=== WHAT IS REQUIRED ===
Go through the records and copy each line where the word "label" occurs.

BEGIN DATA IN THIS EXERCISE

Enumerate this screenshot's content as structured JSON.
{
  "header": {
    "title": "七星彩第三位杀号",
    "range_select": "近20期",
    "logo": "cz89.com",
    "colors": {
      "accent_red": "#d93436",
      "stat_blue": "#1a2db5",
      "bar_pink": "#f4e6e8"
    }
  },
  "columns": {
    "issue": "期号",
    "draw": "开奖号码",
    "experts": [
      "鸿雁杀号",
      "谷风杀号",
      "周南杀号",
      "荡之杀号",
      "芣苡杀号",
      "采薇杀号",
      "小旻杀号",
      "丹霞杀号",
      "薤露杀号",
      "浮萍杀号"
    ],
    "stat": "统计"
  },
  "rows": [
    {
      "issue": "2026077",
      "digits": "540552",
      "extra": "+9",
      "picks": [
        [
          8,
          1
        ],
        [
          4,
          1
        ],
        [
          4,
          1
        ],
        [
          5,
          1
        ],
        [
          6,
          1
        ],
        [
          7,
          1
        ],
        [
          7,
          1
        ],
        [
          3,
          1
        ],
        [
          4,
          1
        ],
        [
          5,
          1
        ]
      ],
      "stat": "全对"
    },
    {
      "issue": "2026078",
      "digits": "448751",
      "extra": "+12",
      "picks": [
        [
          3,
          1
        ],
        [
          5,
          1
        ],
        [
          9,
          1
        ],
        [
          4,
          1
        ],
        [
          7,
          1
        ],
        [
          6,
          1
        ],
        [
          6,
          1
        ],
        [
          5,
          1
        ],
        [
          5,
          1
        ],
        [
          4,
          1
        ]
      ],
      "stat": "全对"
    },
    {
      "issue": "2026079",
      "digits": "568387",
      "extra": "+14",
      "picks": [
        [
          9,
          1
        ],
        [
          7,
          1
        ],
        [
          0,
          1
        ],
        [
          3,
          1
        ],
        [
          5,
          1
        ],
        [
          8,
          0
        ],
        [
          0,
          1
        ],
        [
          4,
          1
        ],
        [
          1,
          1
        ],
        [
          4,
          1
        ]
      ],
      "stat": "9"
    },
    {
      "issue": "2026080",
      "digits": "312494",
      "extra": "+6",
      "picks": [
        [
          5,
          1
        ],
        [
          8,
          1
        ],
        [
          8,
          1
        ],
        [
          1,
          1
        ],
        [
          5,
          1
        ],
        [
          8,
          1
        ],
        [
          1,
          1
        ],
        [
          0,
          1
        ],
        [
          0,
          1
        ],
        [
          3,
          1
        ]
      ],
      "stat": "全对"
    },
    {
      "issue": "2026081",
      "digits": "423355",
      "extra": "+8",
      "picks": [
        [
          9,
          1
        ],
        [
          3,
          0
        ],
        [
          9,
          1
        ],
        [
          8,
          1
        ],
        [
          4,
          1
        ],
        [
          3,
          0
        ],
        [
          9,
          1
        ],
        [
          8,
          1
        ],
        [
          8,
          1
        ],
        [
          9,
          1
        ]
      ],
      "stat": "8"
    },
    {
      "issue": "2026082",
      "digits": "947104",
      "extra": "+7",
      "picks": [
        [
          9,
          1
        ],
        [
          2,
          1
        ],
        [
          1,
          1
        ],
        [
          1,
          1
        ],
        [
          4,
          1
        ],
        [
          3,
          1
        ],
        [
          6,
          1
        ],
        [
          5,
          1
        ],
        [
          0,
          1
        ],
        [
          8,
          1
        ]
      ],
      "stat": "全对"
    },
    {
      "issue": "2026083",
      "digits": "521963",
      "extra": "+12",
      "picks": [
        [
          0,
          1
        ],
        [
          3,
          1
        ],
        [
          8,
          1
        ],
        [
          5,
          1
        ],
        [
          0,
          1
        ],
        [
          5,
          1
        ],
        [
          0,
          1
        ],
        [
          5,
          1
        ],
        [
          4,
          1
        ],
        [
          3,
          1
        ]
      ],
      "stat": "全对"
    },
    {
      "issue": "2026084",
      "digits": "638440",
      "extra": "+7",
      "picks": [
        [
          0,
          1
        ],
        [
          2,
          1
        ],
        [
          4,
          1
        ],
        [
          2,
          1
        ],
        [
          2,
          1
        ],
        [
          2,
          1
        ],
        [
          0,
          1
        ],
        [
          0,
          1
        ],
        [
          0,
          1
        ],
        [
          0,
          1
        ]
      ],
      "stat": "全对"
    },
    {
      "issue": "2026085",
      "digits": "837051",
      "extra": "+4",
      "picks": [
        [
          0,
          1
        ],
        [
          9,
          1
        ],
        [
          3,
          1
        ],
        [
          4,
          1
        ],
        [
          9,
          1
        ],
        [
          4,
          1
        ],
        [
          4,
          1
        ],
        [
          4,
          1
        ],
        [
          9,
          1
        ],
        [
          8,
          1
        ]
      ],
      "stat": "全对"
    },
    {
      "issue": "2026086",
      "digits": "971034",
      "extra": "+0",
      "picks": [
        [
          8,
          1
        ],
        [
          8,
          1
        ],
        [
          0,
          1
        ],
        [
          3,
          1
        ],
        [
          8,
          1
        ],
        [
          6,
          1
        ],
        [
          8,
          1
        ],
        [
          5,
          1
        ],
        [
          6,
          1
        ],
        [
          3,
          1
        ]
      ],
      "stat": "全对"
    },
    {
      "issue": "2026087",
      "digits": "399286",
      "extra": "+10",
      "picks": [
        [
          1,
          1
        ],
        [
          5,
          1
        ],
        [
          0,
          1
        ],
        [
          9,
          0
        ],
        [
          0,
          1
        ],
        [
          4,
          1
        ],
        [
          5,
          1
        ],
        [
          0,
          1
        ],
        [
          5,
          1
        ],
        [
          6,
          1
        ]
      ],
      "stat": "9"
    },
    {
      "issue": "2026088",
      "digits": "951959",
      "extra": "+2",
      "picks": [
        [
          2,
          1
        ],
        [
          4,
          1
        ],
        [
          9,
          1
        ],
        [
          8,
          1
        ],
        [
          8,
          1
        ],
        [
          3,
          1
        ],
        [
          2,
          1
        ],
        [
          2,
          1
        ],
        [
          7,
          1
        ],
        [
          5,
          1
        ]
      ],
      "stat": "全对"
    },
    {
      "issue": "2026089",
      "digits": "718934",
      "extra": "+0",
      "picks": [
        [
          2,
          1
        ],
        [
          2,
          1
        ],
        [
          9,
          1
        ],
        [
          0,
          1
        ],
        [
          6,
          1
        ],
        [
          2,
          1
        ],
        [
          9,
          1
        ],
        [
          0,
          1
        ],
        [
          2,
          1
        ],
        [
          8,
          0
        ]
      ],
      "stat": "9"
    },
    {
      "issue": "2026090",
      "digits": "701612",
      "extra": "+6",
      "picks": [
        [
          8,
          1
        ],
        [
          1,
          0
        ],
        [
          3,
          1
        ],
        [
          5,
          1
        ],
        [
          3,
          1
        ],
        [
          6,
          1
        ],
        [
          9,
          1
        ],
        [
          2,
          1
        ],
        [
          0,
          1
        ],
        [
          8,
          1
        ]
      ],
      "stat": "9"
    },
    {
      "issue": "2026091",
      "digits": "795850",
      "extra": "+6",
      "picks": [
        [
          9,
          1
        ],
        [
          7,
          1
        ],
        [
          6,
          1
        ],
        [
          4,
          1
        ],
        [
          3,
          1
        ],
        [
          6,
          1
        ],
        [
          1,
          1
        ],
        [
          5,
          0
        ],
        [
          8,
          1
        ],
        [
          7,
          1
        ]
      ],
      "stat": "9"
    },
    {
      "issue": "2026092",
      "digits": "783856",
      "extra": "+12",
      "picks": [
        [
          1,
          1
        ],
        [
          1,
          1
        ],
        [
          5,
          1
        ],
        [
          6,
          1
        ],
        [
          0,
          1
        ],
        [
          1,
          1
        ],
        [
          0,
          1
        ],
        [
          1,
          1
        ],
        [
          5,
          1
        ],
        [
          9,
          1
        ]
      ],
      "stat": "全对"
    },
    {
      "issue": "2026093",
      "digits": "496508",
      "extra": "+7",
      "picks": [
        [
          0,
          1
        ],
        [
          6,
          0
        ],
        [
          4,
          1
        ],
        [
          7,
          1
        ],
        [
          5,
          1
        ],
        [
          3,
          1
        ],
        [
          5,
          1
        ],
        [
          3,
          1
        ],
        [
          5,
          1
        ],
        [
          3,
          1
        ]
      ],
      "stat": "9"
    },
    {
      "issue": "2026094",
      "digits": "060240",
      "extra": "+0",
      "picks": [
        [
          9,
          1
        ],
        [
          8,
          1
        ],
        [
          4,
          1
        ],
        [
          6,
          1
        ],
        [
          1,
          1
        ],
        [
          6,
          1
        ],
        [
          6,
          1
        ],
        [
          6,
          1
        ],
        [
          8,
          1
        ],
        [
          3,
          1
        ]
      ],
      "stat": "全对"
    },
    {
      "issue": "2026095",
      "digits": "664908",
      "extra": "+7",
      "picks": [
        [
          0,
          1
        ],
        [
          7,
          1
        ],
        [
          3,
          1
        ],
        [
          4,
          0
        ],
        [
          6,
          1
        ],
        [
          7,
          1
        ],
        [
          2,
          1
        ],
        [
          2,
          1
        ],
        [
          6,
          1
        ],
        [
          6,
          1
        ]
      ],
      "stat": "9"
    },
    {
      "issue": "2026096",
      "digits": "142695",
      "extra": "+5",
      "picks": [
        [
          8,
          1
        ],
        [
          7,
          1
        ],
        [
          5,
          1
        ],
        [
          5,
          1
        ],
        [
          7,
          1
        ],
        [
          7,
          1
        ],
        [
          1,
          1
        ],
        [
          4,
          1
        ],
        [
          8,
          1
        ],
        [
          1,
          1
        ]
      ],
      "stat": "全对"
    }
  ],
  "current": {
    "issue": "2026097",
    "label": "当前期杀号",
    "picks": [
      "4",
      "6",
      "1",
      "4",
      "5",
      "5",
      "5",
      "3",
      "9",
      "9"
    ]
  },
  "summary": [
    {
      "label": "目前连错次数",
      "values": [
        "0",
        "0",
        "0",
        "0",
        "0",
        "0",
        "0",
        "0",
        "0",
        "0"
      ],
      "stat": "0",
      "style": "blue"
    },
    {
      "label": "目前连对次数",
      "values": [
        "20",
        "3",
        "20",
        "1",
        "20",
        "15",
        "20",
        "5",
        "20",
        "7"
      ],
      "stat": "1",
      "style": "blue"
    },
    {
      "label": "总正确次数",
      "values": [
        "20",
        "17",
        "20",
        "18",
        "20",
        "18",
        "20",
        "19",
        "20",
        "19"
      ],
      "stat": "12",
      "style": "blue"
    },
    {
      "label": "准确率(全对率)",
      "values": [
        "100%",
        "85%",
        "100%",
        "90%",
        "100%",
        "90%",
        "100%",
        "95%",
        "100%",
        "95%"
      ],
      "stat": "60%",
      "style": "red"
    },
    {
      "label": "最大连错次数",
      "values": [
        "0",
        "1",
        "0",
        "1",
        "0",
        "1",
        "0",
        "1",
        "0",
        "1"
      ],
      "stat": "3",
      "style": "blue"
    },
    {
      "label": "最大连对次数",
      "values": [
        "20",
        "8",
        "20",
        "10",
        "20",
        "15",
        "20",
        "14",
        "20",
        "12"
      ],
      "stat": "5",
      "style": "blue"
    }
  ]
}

END DATA IN THIS EXERCISE

=== SOLUTION ===
    "label": "当前期杀号",
      "label": "目前连错次数",
      "label": "目前连对次数",
      "label": "总正确次数",
      "label": "准确率(全对率)",
      "label": "最大连错次数",
      "label": "最大连对次数",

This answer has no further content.